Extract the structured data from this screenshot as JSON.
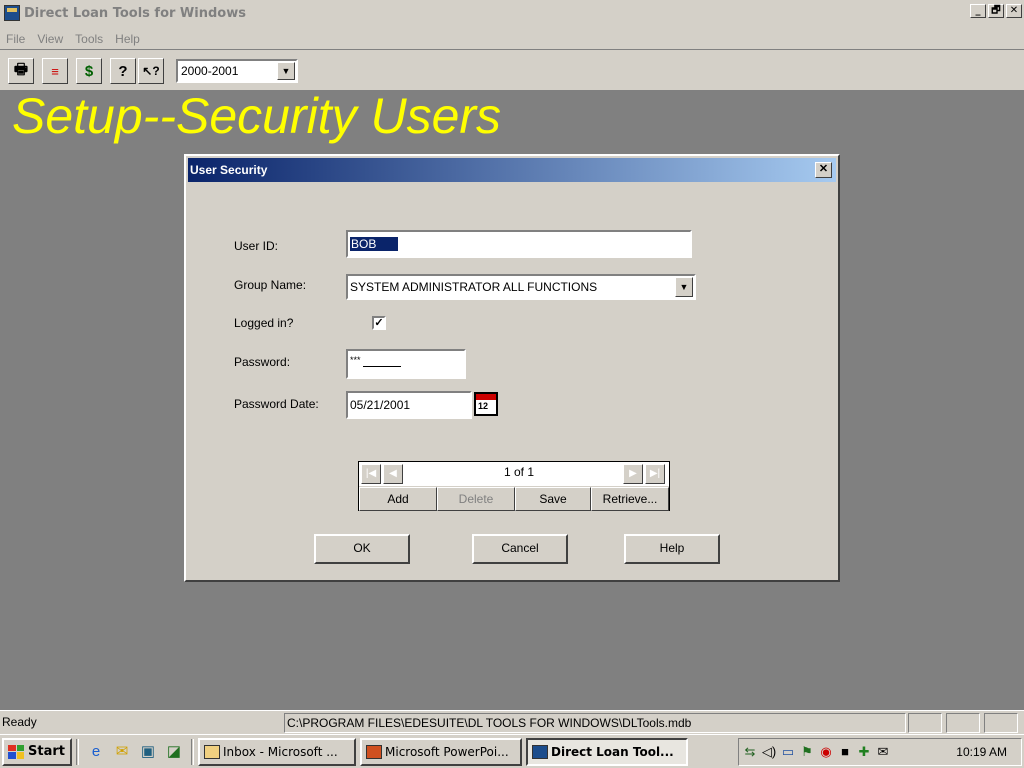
{
  "window": {
    "title": "Direct Loan Tools for Windows",
    "controls": [
      "_",
      "🗗",
      "✕"
    ]
  },
  "menu": [
    "File",
    "View",
    "Tools",
    "Help"
  ],
  "toolbar": {
    "icons": [
      "printer-icon",
      "loan-icon",
      "dollar-icon",
      "help-icon",
      "context-help-icon"
    ],
    "year_select": "2000-2001"
  },
  "slide_title": "Setup--Security Users",
  "dialog": {
    "title": "User Security",
    "user_id_label": "User ID:",
    "user_id_value": "BOB",
    "group_name_label": "Group Name:",
    "group_name_value": "SYSTEM ADMINISTRATOR ALL FUNCTIONS",
    "logged_in_label": "Logged in?",
    "logged_in_checked": true,
    "password_label": "Password:",
    "password_value": "***",
    "password_date_label": "Password Date:",
    "password_date_value": "05/21/2001",
    "navigator": {
      "position": "1 of 1",
      "add": "Add",
      "delete": "Delete",
      "save": "Save",
      "retrieve": "Retrieve..."
    },
    "ok_button": "OK",
    "cancel_button": "Cancel",
    "help_button": "Help"
  },
  "statusbar": {
    "status": "Ready",
    "path": "C:\\PROGRAM FILES\\EDESUITE\\DL TOOLS FOR WINDOWS\\DLTools.mdb"
  },
  "taskbar": {
    "start": "Start",
    "tasks": [
      {
        "label": "Inbox - Microsoft ...",
        "active": false
      },
      {
        "label": "Microsoft PowerPoi...",
        "active": false
      },
      {
        "label": "Direct Loan Tool...",
        "active": true
      }
    ],
    "clock": "10:19 AM"
  },
  "colors": {
    "title_text": "#ffff00",
    "dialog_title_start": "#0a246a",
    "dialog_title_end": "#a6caf0",
    "desktop": "#808080"
  }
}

- Requirement:
The records above need to be given again exactly. Omit the pictures.

- Answer in full:
Extract the structured data from this screenshot as JSON.
{
  "window": {
    "title": "Direct Loan Tools for Windows",
    "controls": [
      "_",
      "🗗",
      "✕"
    ]
  },
  "menu": [
    "File",
    "View",
    "Tools",
    "Help"
  ],
  "toolbar": {
    "icons": [
      "printer-icon",
      "loan-icon",
      "dollar-icon",
      "help-icon",
      "context-help-icon"
    ],
    "year_select": "2000-2001"
  },
  "slide_title": "Setup--Security Users",
  "dialog": {
    "title": "User Security",
    "user_id_label": "User ID:",
    "user_id_value": "BOB",
    "group_name_label": "Group Name:",
    "group_name_value": "SYSTEM ADMINISTRATOR ALL FUNCTIONS",
    "logged_in_label": "Logged in?",
    "logged_in_checked": true,
    "password_label": "Password:",
    "password_value": "***",
    "password_date_label": "Password Date:",
    "password_date_value": "05/21/2001",
    "navigator": {
      "position": "1 of 1",
      "add": "Add",
      "delete": "Delete",
      "save": "Save",
      "retrieve": "Retrieve..."
    },
    "ok_button": "OK",
    "cancel_button": "Cancel",
    "help_button": "Help"
  },
  "statusbar": {
    "status": "Ready",
    "path": "C:\\PROGRAM FILES\\EDESUITE\\DL TOOLS FOR WINDOWS\\DLTools.mdb"
  },
  "taskbar": {
    "start": "Start",
    "tasks": [
      {
        "label": "Inbox - Microsoft ...",
        "active": false
      },
      {
        "label": "Microsoft PowerPoi...",
        "active": false
      },
      {
        "label": "Direct Loan Tool...",
        "active": true
      }
    ],
    "clock": "10:19 AM"
  },
  "colors": {
    "title_text": "#ffff00",
    "dialog_title_start": "#0a246a",
    "dialog_title_end": "#a6caf0",
    "desktop": "#808080"
  }
}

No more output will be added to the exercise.